In S405, the autonomous driving control apparatus may identify whether a specific time elapses.
When the specific time elapses, in S406, the autonomous driving control apparatus may perform an MRM and may stop the autonomous vehicle.
FIG. 5 is a flowchart illustrating an autonomous driving control method according to an embodiment of the present disclosure.
Referring to FIG. 5 , the autonomous driving control method may include determining (S510) whether a predetermined condition required to transition to a manual driving mode while an autonomous vehicle is traveling in an autonomous driving mode is met, determining (S520) a speed limit of the autonomous vehicle, outputting (S530) a transition demand (TD) to a driver of the autonomous vehicle, when the predetermined condition is met, and controlling (S540) autonomous driving such that a speed of the autonomous vehicle is not greater than the speed limit while the TD is output.
It is illustrated that S510, S520, S530, and S540 are performed in order, but, according to an embodiment, S520 may be performed at the same time as S510 and S530 and S540 may be performed at the same time.
The determining (S510) of whether the predetermined condition required to transition to the manual driving mode while the autonomous vehicle is traveling in the autonomous driving mode may be performed by a processor provided in the autonomous vehicle.

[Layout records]
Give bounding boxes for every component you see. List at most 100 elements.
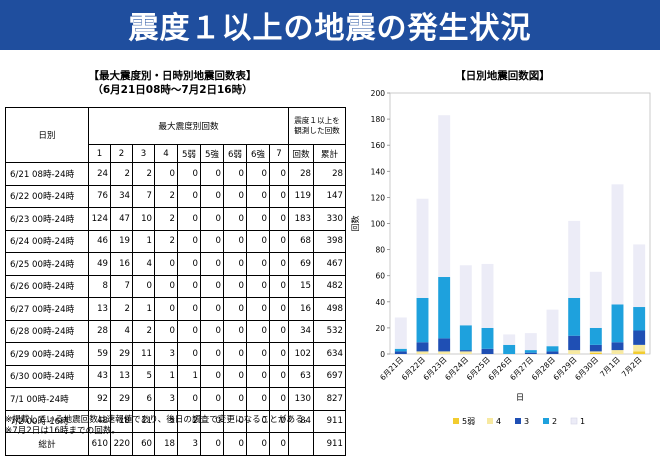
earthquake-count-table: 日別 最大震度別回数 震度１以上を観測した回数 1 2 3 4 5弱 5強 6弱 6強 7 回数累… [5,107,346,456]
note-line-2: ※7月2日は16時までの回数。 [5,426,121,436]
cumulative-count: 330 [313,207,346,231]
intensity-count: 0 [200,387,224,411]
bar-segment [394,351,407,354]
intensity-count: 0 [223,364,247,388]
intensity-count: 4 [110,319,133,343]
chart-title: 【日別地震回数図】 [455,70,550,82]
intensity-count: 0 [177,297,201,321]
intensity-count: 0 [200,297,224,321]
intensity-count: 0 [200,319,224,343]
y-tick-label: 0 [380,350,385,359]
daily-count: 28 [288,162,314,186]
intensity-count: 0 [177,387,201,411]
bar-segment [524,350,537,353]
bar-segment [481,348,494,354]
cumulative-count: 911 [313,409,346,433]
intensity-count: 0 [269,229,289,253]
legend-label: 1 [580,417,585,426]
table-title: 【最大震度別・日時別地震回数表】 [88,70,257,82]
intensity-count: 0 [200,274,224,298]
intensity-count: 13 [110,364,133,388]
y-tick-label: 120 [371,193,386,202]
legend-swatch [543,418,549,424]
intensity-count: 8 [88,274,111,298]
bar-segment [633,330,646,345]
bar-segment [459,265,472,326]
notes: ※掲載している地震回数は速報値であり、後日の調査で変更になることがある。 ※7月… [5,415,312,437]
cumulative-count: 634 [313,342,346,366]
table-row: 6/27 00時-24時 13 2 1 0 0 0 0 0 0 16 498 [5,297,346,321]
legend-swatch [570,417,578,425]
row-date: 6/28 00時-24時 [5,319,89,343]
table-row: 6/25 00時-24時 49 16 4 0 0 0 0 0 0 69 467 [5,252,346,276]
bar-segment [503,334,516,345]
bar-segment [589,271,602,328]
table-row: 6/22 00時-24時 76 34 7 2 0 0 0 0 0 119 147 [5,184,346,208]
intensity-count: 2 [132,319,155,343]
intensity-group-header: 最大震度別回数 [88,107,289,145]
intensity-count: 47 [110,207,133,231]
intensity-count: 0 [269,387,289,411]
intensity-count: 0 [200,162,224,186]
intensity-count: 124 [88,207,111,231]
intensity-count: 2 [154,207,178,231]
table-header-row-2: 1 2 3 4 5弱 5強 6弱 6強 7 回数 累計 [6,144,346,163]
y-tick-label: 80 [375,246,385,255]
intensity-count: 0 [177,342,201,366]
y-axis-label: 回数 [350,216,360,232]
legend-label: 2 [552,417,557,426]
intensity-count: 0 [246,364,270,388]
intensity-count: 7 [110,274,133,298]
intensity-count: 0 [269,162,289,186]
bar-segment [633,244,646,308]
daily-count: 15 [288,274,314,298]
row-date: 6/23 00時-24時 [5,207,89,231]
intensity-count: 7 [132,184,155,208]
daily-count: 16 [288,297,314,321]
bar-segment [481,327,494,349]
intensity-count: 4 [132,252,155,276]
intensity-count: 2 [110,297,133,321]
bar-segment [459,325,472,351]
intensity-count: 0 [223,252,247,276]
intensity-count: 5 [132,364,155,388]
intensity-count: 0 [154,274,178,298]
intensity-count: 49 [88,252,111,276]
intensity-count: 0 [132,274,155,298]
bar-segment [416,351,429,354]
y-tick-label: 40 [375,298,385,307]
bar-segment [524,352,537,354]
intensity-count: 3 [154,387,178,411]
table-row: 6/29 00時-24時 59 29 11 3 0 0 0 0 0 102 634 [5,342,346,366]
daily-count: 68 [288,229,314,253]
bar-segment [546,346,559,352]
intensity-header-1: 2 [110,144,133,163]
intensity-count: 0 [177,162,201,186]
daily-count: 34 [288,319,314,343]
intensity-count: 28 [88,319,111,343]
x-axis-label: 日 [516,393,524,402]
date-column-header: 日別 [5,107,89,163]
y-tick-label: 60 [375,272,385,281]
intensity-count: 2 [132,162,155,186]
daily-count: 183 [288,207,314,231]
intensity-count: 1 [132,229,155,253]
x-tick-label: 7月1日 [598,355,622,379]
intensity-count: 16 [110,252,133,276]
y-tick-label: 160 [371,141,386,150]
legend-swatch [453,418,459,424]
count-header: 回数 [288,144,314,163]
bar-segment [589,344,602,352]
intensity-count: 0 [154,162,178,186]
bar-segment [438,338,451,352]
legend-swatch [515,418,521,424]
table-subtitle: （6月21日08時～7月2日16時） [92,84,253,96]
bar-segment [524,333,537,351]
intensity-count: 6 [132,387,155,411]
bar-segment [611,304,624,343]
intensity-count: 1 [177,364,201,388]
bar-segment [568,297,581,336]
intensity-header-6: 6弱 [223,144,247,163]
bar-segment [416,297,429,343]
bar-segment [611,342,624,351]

**Your tasks**
1. Answer these questions about the autonomous driving control passage, one answer per line with the matching letter:
(a) What does the apparatus do in S406 once the specific time elapses?
(b) Which step may be performed at the same time as S510?
(c) What may perform the determining in S510?
2. Write the next few sentences of the autonomous driving control passage, picking up after its final sentence.

**Results for each task**
1.
(a) It may perform an MRM and may stop the autonomous vehicle.
(b) S520
(c) A processor provided in the autonomous vehicle

2.
As an example, the determining (S510) of whether the predetermined condition required to transition to the manual driving mode while the autonomous vehicle is traveling in the autonomous driving mode may include detecting, by the processor, a specific event point in front of the autonomous vehicle and determining, by the processor, that the predetermined condition is met, when the autonomous vehicle arrives at a point spaced apart from the specific event point at a specific distance.
As an example, the determining that the predetermined condition is met by the processor, when the autonomous vehicle arrives at the point spaced apart from the specific event point at the specific distance, may include calculating, by the processor, a distance, which is obtained by adding a predetermined margin to a distance needed until the autonomous vehicle is stopped by means a minimum risk maneuver (MRM) after traveling at a calculated average speed during a predetermined specific time, as the specific distance.
The determining (S520) of the speed limit of the autonomous vehicle may be performed by the processor provided the autonomous vehicle.
As an example, the determining (S520) of the speed limit of the autonomous vehicle may include determining, by the processor, the speed limit, based on a maximum speed limit corresponding to a road where the autonomous vehicle is traveling.
As an example, the determining (S520) of the speed limit of the autonomous vehicle may include determining, by the processor, the speed limit, based on a target speed received from a driver.
As an example, the determining (S520) of the speed limit of the autonomous vehicle may include calculating, by the processor, an average speed of the autonomous vehicle during a specific time and determining, by the processor, the speed limit, based on the calculated average speed.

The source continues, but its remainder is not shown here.